What is being asked
Could you write out each of these rows again, character for character?

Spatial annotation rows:
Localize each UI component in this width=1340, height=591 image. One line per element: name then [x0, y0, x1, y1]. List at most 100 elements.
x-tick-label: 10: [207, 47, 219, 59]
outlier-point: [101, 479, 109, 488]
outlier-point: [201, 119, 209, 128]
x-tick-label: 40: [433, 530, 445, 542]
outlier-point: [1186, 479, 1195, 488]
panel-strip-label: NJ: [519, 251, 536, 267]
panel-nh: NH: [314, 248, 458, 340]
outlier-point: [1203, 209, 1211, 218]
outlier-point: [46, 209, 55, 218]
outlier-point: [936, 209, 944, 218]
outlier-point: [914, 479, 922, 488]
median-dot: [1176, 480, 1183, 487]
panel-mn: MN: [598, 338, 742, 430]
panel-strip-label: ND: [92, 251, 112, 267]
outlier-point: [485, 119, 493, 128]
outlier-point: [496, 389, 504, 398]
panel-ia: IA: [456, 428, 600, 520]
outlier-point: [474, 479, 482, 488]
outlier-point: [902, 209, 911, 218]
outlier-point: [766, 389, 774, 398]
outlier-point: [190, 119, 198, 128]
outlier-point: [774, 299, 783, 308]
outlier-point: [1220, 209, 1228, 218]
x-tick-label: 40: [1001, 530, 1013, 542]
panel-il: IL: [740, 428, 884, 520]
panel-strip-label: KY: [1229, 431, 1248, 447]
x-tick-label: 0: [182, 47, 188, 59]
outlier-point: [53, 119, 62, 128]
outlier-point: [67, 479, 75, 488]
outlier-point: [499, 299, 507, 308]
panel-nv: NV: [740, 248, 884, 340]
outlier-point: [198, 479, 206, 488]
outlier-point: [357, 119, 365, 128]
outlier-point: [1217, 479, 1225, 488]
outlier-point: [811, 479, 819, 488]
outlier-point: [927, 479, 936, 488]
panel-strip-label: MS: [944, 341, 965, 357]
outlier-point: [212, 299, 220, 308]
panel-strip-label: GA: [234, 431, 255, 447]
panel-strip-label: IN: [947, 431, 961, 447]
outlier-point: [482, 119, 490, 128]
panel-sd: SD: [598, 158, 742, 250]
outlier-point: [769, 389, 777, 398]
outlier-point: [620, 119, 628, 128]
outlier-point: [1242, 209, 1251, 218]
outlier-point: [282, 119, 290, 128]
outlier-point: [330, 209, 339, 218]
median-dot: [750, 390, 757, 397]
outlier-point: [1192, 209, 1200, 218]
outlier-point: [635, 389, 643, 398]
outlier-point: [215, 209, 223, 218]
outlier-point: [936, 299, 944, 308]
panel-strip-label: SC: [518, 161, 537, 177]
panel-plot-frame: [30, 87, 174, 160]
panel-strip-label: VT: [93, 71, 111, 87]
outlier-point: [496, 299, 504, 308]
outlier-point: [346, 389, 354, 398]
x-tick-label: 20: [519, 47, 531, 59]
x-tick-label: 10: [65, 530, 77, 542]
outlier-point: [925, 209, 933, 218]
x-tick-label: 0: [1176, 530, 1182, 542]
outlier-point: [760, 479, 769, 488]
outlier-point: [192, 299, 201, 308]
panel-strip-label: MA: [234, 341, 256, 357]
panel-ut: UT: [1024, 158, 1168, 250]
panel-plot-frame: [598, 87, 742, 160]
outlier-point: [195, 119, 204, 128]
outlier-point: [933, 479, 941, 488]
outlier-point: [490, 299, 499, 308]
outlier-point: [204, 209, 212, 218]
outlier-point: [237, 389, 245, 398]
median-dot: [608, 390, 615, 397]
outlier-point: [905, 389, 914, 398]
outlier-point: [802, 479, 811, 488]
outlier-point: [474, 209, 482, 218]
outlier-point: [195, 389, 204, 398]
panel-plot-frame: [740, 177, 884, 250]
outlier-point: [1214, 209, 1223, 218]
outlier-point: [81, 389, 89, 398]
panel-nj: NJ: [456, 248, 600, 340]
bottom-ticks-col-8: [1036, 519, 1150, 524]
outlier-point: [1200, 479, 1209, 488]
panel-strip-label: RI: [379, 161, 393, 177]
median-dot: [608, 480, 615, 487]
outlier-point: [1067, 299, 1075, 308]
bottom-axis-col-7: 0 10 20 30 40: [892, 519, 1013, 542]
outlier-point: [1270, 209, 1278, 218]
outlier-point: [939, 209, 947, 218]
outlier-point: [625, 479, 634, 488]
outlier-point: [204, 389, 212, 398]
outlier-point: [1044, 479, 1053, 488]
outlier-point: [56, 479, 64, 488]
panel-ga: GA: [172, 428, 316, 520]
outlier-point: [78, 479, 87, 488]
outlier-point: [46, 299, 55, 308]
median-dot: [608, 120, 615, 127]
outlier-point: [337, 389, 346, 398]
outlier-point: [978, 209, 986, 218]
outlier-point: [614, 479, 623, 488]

Worked solution
Localize each UI component in this width=1340, height=591 image. One line per element: name then [x0, y0, x1, y1]. List at most 100 elements.
x-tick-label: 10: [207, 47, 219, 59]
outlier-point: [101, 479, 109, 488]
outlier-point: [201, 119, 209, 128]
x-tick-label: 40: [433, 530, 445, 542]
outlier-point: [1186, 479, 1195, 488]
panel-strip-label: NJ: [519, 251, 536, 267]
panel-nh: NH: [314, 248, 458, 340]
outlier-point: [1203, 209, 1211, 218]
outlier-point: [46, 209, 55, 218]
outlier-point: [936, 209, 944, 218]
outlier-point: [914, 479, 922, 488]
median-dot: [1176, 480, 1183, 487]
panel-mn: MN: [598, 338, 742, 430]
panel-strip-label: ND: [92, 251, 112, 267]
outlier-point: [485, 119, 493, 128]
outlier-point: [496, 389, 504, 398]
panel-ia: IA: [456, 428, 600, 520]
outlier-point: [474, 479, 482, 488]
outlier-point: [902, 209, 911, 218]
outlier-point: [766, 389, 774, 398]
outlier-point: [190, 119, 198, 128]
outlier-point: [774, 299, 783, 308]
outlier-point: [1220, 209, 1228, 218]
x-tick-label: 40: [1001, 530, 1013, 542]
panel-il: IL: [740, 428, 884, 520]
panel-strip-label: KY: [1229, 431, 1248, 447]
x-tick-label: 0: [182, 47, 188, 59]
outlier-point: [53, 119, 62, 128]
outlier-point: [67, 479, 75, 488]
outlier-point: [499, 299, 507, 308]
panel-nv: NV: [740, 248, 884, 340]
outlier-point: [198, 479, 206, 488]
outlier-point: [357, 119, 365, 128]
outlier-point: [1217, 479, 1225, 488]
outlier-point: [811, 479, 819, 488]
outlier-point: [927, 479, 936, 488]
panel-strip-label: MS: [944, 341, 965, 357]
outlier-point: [212, 299, 220, 308]
panel-strip-label: GA: [234, 431, 255, 447]
panel-strip-label: IN: [947, 431, 961, 447]
outlier-point: [482, 119, 490, 128]
panel-sd: SD: [598, 158, 742, 250]
outlier-point: [769, 389, 777, 398]
outlier-point: [620, 119, 628, 128]
outlier-point: [1242, 209, 1251, 218]
outlier-point: [282, 119, 290, 128]
outlier-point: [330, 209, 339, 218]
median-dot: [750, 390, 757, 397]
outlier-point: [1192, 209, 1200, 218]
outlier-point: [635, 389, 643, 398]
outlier-point: [215, 209, 223, 218]
outlier-point: [936, 299, 944, 308]
panel-strip-label: SC: [518, 161, 537, 177]
panel-plot-frame: [30, 87, 174, 160]
panel-strip-label: VT: [93, 71, 111, 87]
outlier-point: [496, 299, 504, 308]
outlier-point: [346, 389, 354, 398]
x-tick-label: 20: [519, 47, 531, 59]
x-tick-label: 10: [65, 530, 77, 542]
outlier-point: [925, 209, 933, 218]
x-tick-label: 0: [1176, 530, 1182, 542]
outlier-point: [760, 479, 769, 488]
outlier-point: [192, 299, 201, 308]
panel-strip-label: MA: [234, 341, 256, 357]
panel-ut: UT: [1024, 158, 1168, 250]
panel-plot-frame: [598, 87, 742, 160]
outlier-point: [195, 119, 204, 128]
outlier-point: [933, 479, 941, 488]
outlier-point: [490, 299, 499, 308]
outlier-point: [204, 209, 212, 218]
outlier-point: [237, 389, 245, 398]
median-dot: [608, 390, 615, 397]
outlier-point: [905, 389, 914, 398]
outlier-point: [802, 479, 811, 488]
outlier-point: [474, 209, 482, 218]
outlier-point: [195, 389, 204, 398]
panel-plot-frame: [740, 177, 884, 250]
outlier-point: [1214, 209, 1223, 218]
outlier-point: [81, 389, 89, 398]
panel-nj: NJ: [456, 248, 600, 340]
bottom-ticks-col-8: [1036, 519, 1150, 524]
outlier-point: [1200, 479, 1209, 488]
panel-strip-label: RI: [379, 161, 393, 177]
median-dot: [608, 480, 615, 487]
outlier-point: [1067, 299, 1075, 308]
bottom-axis-col-7: 0 10 20 30 40: [892, 519, 1013, 542]
outlier-point: [1270, 209, 1278, 218]
outlier-point: [939, 209, 947, 218]
outlier-point: [625, 479, 634, 488]
outlier-point: [204, 389, 212, 398]
outlier-point: [1044, 479, 1053, 488]
outlier-point: [56, 479, 64, 488]
panel-ga: GA: [172, 428, 316, 520]
outlier-point: [78, 479, 87, 488]
outlier-point: [46, 299, 55, 308]
median-dot: [608, 120, 615, 127]
outlier-point: [337, 389, 346, 398]
outlier-point: [978, 209, 986, 218]
outlier-point: [614, 479, 623, 488]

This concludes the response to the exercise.